== Dataset ==
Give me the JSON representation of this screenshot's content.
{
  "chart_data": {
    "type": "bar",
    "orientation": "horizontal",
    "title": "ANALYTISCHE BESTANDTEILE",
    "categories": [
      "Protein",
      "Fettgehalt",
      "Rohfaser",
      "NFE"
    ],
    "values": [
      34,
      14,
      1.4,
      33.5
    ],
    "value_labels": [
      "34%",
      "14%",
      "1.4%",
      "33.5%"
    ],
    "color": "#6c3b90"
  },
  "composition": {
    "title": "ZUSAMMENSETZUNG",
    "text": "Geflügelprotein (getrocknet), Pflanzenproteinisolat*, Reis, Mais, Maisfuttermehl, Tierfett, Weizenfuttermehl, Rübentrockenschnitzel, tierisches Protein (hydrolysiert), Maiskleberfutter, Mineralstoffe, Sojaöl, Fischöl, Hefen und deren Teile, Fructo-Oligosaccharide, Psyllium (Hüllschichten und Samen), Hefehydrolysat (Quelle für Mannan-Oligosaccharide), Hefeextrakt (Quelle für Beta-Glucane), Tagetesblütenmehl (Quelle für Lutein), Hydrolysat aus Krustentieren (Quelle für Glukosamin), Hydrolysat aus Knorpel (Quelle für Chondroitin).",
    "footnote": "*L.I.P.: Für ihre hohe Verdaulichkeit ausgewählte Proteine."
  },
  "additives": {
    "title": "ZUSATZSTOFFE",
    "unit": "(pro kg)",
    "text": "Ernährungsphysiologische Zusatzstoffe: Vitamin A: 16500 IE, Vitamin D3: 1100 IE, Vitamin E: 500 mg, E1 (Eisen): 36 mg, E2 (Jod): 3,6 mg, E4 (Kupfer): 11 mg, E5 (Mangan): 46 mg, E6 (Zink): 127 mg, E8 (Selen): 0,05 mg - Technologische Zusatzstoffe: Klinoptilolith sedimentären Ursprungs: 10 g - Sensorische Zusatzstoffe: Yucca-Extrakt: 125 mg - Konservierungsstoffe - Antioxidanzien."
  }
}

== Task directions ==
Every record must appear in the answer exactly as written.

== Output below ==
Give me the JSON representation of this screenshot's content.
{
  "chart_data": {
    "type": "bar",
    "orientation": "horizontal",
    "title": "ANALYTISCHE BESTANDTEILE",
    "categories": [
      "Protein",
      "Fettgehalt",
      "Rohfaser",
      "NFE"
    ],
    "values": [
      34,
      14,
      1.4,
      33.5
    ],
    "value_labels": [
      "34%",
      "14%",
      "1.4%",
      "33.5%"
    ],
    "color": "#6c3b90"
  },
  "composition": {
    "title": "ZUSAMMENSETZUNG",
    "text": "Geflügelprotein (getrocknet), Pflanzenproteinisolat*, Reis, Mais, Maisfuttermehl, Tierfett, Weizenfuttermehl, Rübentrockenschnitzel, tierisches Protein (hydrolysiert), Maiskleberfutter, Mineralstoffe, Sojaöl, Fischöl, Hefen und deren Teile, Fructo-Oligosaccharide, Psyllium (Hüllschichten und Samen), Hefehydrolysat (Quelle für Mannan-Oligosaccharide), Hefeextrakt (Quelle für Beta-Glucane), Tagetesblütenmehl (Quelle für Lutein), Hydrolysat aus Krustentieren (Quelle für Glukosamin), Hydrolysat aus Knorpel (Quelle für Chondroitin).",
    "footnote": "*L.I.P.: Für ihre hohe Verdaulichkeit ausgewählte Proteine."
  },
  "additives": {
    "title": "ZUSATZSTOFFE",
    "unit": "(pro kg)",
    "text": "Ernährungsphysiologische Zusatzstoffe: Vitamin A: 16500 IE, Vitamin D3: 1100 IE, Vitamin E: 500 mg, E1 (Eisen): 36 mg, E2 (Jod): 3,6 mg, E4 (Kupfer): 11 mg, E5 (Mangan): 46 mg, E6 (Zink): 127 mg, E8 (Selen): 0,05 mg - Technologische Zusatzstoffe: Klinoptilolith sedimentären Ursprungs: 10 g - Sensorische Zusatzstoffe: Yucca-Extrakt: 125 mg - Konservierungsstoffe - Antioxidanzien."
  }
}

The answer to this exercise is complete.